-- Information provided start --

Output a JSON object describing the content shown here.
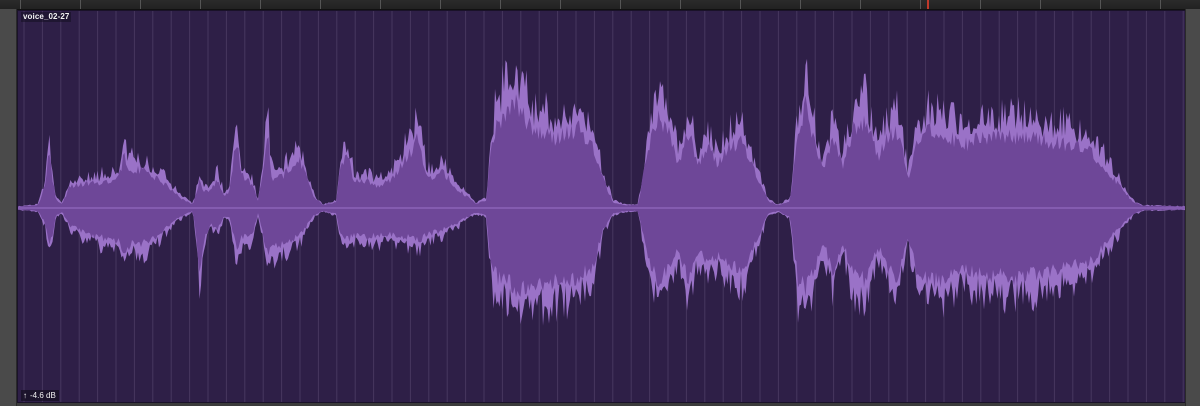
{
  "region": {
    "name": "voice_02-27",
    "gain_readout": "-4.6 dB"
  },
  "icons": {
    "gain_handle": "arrow-up-icon"
  },
  "colors": {
    "region_background": "#2e1f47",
    "waveform_fill": "#6e4798",
    "waveform_peak": "#9a72c7",
    "gridline": "#47375f"
  }
}
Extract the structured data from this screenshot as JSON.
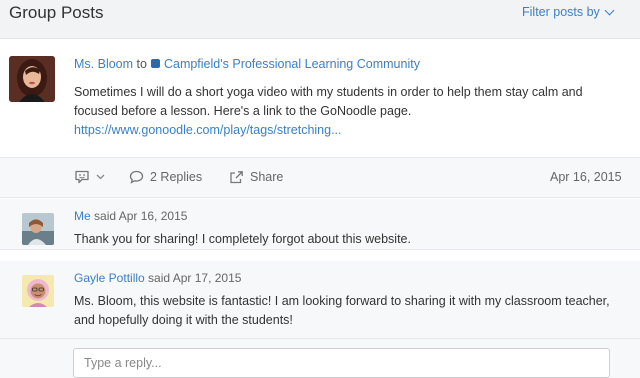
{
  "header": {
    "title": "Group Posts",
    "filter_label": "Filter posts by"
  },
  "post": {
    "author": "Ms. Bloom",
    "to_word": "to",
    "group": "Campfield's Professional Learning Community",
    "body_text": "Sometimes I will do a short yoga video with my students in order to help them stay calm and focused before a lesson. Here's a link to the GoNoodle page. ",
    "link_text": "https://www.gonoodle.com/play/tags/stretching...",
    "replies_label": "2 Replies",
    "share_label": "Share",
    "date": "Apr 16, 2015"
  },
  "comments": [
    {
      "author": "Me",
      "said": "said Apr 16, 2015",
      "text": "Thank you for sharing! I completely forgot about this website."
    },
    {
      "author": "Gayle Pottillo",
      "said": "said Apr 17, 2015",
      "text": "Ms. Bloom, this website is fantastic! I am looking forward to sharing it with my classroom teacher, and hopefully doing it with the students!"
    }
  ],
  "reply": {
    "placeholder": "Type a reply..."
  },
  "colors": {
    "link": "#3a7fc8",
    "background": "#f2f3f5"
  }
}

-- Information provided end --

What you should do ->
Say how many lines include the word "JSON"; reply with the number alone.

Answer to this problem ->
2